— Start Given entries —

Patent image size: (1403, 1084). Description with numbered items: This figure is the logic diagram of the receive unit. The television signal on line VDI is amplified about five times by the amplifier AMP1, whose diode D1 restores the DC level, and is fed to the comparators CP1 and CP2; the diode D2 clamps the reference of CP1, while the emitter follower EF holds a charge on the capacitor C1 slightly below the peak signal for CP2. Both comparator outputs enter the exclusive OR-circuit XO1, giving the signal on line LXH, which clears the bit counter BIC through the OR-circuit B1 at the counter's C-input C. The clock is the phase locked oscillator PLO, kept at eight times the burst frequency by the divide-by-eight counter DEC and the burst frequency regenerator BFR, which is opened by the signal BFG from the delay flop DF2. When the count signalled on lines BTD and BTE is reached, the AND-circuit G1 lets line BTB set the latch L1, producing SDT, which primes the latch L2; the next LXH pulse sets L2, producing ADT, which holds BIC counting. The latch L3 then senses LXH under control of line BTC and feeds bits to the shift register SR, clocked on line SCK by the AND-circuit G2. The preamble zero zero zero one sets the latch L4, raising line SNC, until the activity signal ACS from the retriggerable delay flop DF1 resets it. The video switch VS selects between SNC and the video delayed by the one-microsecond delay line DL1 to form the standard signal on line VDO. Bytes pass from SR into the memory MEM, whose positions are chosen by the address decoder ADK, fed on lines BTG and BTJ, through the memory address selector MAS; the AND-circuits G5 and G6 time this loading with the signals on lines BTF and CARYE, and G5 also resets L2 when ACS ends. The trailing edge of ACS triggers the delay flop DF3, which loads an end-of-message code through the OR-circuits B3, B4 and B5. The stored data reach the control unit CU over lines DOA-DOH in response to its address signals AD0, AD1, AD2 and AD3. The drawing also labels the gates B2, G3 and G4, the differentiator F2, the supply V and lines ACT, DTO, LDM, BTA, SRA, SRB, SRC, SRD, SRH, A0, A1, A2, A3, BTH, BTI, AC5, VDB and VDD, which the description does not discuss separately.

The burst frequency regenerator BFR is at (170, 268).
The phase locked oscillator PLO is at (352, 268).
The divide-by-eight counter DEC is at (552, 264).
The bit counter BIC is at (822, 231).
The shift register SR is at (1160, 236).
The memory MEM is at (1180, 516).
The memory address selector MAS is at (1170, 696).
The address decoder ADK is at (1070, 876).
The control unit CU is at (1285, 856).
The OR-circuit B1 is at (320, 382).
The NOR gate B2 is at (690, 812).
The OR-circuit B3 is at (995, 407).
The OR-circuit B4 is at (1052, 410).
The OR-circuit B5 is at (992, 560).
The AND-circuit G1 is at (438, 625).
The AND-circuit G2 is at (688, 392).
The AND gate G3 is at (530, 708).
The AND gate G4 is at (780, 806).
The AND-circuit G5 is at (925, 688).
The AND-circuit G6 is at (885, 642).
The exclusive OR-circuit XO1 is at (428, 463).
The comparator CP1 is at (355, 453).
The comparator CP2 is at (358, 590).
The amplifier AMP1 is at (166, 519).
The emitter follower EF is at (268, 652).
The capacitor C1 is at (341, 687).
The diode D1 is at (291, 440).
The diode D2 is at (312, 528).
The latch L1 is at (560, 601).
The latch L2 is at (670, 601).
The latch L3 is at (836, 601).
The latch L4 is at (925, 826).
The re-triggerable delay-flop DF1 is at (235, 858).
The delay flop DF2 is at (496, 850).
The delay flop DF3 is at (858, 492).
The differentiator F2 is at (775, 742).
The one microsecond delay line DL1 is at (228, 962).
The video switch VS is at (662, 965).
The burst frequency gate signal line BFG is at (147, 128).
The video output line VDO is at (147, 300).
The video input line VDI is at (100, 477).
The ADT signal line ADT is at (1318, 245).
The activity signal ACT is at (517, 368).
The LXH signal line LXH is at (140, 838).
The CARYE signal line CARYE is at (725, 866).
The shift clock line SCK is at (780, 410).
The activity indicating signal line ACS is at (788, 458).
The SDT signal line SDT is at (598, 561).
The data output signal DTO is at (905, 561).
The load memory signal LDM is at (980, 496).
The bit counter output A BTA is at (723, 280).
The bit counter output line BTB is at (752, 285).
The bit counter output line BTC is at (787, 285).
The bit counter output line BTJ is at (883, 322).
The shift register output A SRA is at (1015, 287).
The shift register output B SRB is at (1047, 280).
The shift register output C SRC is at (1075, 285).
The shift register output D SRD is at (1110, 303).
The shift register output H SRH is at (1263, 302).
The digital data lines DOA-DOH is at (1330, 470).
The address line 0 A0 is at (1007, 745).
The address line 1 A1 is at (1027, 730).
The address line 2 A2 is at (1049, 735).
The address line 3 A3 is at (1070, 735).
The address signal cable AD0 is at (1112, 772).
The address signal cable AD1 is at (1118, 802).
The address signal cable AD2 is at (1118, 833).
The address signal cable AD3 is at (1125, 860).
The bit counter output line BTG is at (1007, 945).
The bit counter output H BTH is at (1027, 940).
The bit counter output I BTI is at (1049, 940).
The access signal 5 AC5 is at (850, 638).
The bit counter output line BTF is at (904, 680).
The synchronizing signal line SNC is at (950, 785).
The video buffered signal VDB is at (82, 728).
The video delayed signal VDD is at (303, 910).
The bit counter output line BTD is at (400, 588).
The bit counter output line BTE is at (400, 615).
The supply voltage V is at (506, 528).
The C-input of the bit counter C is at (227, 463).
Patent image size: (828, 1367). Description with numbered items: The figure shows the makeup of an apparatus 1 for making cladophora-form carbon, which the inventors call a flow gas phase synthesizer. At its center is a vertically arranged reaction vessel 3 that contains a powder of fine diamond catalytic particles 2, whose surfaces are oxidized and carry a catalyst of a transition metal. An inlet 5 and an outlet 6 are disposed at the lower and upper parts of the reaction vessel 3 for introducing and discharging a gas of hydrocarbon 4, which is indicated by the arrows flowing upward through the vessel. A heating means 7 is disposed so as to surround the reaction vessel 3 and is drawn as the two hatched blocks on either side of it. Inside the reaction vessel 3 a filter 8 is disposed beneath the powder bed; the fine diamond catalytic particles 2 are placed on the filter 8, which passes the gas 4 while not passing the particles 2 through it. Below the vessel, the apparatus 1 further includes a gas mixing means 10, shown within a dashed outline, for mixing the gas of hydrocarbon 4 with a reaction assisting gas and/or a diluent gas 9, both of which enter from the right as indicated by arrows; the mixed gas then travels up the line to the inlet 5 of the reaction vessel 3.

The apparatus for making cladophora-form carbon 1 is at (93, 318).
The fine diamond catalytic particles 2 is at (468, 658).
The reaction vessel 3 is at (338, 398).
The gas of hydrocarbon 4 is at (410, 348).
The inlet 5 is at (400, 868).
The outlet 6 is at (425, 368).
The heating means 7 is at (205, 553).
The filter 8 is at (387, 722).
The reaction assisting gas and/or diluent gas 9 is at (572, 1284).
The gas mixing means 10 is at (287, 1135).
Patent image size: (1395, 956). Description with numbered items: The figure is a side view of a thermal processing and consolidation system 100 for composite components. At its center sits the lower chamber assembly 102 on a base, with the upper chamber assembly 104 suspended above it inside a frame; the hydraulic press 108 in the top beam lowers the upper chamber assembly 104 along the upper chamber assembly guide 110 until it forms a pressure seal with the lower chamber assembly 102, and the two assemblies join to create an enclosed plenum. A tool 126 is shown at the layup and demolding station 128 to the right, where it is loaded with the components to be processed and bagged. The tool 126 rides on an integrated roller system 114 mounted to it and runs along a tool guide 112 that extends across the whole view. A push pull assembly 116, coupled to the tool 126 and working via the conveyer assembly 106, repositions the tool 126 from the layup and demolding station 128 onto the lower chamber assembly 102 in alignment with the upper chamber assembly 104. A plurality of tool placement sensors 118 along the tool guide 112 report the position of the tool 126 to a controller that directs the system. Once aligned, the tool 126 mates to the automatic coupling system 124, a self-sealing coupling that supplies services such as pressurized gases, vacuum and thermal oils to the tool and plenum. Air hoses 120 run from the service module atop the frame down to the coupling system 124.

— End Given entries —

### Exercise details:
Reproduce the lines above verbatim, from the line containing "Patent image size: (828, 1367)." to the line containing "The gas mixing means 10 is at (287, 1135).", including both of those lines.

### Task result:
Patent image size: (828, 1367). Description with numbered items: The figure shows the makeup of an apparatus 1 for making cladophora-form carbon, which the inventors call a flow gas phase synthesizer. At its center is a vertically arranged reaction vessel 3 that contains a powder of fine diamond catalytic particles 2, whose surfaces are oxidized and carry a catalyst of a transition metal. An inlet 5 and an outlet 6 are disposed at the lower and upper parts of the reaction vessel 3 for introducing and discharging a gas of hydrocarbon 4, which is indicated by the arrows flowing upward through the vessel. A heating means 7 is disposed so as to surround the reaction vessel 3 and is drawn as the two hatched blocks on either side of it. Inside the reaction vessel 3 a filter 8 is disposed beneath the powder bed; the fine diamond catalytic particles 2 are placed on the filter 8, which passes the gas 4 while not passing the particles 2 through it. Below the vessel, the apparatus 1 further includes a gas mixing means 10, shown within a dashed outline, for mixing the gas of hydrocarbon 4 with a reaction assisting gas and/or a diluent gas 9, both of which enter from the right as indicated by arrows; the mixed gas then travels up the line to the inlet 5 of the reaction vessel 3.

The apparatus for making cladophora-form carbon 1 is at (93, 318).
The fine diamond catalytic particles 2 is at (468, 658).
The reaction vessel 3 is at (338, 398).
The gas of hydrocarbon 4 is at (410, 348).
The inlet 5 is at (400, 868).
The outlet 6 is at (425, 368).
The heating means 7 is at (205, 553).
The filter 8 is at (387, 722).
The reaction assisting gas and/or diluent gas 9 is at (572, 1284).
The gas mixing means 10 is at (287, 1135).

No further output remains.